=== WHAT TO WORK ON ===
Lines that include the word "thiophenes" are the ones to copy.

=== DATA PROVIDED ===
+ + + + +

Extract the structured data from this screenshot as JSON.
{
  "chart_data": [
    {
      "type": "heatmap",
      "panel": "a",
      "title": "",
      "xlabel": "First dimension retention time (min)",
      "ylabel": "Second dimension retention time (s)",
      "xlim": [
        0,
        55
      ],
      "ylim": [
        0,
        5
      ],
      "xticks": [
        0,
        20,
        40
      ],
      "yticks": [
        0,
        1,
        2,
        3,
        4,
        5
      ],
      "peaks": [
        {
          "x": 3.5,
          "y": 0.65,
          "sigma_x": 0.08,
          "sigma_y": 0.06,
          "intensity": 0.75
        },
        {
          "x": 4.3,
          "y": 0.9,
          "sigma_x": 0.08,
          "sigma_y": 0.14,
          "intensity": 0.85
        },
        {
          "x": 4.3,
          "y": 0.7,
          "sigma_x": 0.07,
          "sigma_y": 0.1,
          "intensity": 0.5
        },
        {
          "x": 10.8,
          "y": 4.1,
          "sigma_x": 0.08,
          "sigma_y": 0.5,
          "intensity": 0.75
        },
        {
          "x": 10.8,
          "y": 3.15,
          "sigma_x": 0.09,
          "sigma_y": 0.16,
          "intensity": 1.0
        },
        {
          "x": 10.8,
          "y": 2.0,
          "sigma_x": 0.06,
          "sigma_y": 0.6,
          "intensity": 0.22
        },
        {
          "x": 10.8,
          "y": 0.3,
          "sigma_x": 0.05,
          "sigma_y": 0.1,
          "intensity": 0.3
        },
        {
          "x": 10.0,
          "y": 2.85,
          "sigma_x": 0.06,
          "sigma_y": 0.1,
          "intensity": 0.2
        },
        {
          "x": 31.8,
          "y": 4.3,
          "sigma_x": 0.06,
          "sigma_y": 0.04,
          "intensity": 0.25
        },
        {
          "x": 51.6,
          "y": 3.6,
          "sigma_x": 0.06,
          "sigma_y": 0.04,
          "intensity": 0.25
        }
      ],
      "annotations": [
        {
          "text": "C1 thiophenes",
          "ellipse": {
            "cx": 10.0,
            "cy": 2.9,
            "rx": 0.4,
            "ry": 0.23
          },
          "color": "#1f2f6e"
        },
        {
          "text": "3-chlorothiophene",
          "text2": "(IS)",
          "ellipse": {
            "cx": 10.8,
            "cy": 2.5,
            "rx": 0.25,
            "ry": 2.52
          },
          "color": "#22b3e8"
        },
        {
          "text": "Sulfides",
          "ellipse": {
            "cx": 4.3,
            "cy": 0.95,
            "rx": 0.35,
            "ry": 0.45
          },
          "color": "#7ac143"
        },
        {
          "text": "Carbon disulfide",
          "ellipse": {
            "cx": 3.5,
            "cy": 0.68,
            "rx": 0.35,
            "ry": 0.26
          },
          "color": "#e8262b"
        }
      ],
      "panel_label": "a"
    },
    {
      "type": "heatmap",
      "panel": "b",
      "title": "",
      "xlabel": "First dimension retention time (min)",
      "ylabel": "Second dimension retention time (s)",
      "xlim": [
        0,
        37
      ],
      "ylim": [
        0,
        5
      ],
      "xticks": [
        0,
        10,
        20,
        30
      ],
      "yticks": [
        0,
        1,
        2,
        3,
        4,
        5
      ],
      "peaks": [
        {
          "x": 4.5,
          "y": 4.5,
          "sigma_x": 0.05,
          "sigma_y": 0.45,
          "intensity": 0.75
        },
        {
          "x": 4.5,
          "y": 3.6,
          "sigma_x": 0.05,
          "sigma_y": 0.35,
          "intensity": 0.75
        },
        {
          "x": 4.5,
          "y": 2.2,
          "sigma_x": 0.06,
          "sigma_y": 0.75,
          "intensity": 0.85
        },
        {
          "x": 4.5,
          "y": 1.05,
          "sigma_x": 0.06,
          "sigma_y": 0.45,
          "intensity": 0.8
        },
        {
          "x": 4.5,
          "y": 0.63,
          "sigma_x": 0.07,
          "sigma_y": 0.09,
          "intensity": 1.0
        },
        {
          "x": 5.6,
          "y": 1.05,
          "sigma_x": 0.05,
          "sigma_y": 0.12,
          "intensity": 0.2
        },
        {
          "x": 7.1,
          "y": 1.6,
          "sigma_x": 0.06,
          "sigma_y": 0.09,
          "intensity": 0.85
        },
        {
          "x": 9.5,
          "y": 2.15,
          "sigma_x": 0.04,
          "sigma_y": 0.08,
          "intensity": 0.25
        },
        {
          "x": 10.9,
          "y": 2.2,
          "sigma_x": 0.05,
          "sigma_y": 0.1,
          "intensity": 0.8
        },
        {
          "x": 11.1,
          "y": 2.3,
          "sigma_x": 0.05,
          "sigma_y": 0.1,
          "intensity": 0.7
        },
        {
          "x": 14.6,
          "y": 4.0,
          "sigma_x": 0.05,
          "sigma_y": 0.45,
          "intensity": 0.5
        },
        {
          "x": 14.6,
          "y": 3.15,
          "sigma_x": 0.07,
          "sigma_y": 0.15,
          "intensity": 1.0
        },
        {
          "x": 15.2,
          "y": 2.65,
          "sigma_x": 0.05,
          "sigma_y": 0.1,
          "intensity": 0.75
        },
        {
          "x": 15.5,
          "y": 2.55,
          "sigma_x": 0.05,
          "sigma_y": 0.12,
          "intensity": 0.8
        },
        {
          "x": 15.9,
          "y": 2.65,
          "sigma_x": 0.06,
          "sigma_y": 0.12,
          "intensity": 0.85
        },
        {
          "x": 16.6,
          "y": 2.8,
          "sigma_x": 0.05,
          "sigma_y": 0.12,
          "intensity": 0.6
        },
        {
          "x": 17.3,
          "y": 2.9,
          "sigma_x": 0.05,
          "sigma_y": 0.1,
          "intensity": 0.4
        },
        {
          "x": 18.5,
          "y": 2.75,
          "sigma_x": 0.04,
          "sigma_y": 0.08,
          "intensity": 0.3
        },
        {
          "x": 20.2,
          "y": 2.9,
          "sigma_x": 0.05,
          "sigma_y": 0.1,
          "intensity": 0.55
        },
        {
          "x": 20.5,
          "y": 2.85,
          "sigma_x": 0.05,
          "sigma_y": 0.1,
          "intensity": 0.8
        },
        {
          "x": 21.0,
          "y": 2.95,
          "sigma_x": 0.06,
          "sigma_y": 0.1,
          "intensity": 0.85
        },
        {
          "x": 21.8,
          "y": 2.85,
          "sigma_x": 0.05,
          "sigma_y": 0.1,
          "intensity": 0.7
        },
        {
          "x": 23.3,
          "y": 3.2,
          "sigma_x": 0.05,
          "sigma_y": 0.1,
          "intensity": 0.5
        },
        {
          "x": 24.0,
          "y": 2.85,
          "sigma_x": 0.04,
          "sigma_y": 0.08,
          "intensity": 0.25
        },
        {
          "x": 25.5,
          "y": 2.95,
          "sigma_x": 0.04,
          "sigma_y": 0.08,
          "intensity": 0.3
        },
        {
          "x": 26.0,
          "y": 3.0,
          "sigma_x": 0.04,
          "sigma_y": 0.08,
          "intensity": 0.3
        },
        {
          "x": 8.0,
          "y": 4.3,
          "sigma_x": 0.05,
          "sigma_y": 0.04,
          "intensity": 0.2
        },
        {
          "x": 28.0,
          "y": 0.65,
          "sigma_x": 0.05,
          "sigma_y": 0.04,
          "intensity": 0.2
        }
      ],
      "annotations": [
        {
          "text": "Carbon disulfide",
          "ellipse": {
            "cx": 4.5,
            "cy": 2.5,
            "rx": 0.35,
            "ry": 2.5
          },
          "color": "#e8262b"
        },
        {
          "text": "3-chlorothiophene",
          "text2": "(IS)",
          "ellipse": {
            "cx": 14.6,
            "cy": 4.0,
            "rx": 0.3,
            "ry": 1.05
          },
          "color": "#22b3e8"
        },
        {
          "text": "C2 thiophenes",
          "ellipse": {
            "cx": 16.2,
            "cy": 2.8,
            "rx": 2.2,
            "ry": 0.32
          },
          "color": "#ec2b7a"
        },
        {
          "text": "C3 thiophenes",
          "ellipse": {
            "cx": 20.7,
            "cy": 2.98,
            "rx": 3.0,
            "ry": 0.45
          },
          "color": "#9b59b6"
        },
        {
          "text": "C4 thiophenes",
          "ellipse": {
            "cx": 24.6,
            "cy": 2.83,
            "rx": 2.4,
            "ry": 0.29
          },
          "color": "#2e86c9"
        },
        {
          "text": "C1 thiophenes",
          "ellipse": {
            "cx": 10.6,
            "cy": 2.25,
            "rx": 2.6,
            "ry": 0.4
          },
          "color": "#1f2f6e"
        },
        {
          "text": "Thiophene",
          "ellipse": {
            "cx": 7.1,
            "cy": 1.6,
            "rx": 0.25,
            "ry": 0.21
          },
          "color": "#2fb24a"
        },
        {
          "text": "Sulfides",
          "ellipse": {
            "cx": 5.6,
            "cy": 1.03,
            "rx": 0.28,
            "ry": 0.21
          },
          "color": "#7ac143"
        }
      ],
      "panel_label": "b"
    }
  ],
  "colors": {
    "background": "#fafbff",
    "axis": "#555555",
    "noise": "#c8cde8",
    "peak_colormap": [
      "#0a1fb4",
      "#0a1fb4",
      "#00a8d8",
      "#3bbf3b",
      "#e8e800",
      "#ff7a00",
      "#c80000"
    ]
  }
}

+ + + + +

=== ANSWER IN FULL ===
          "text": "C1 thiophenes",
          "text": "C2 thiophenes",
          "text": "C3 thiophenes",
          "text": "C4 thiophenes",
          "text": "C1 thiophenes",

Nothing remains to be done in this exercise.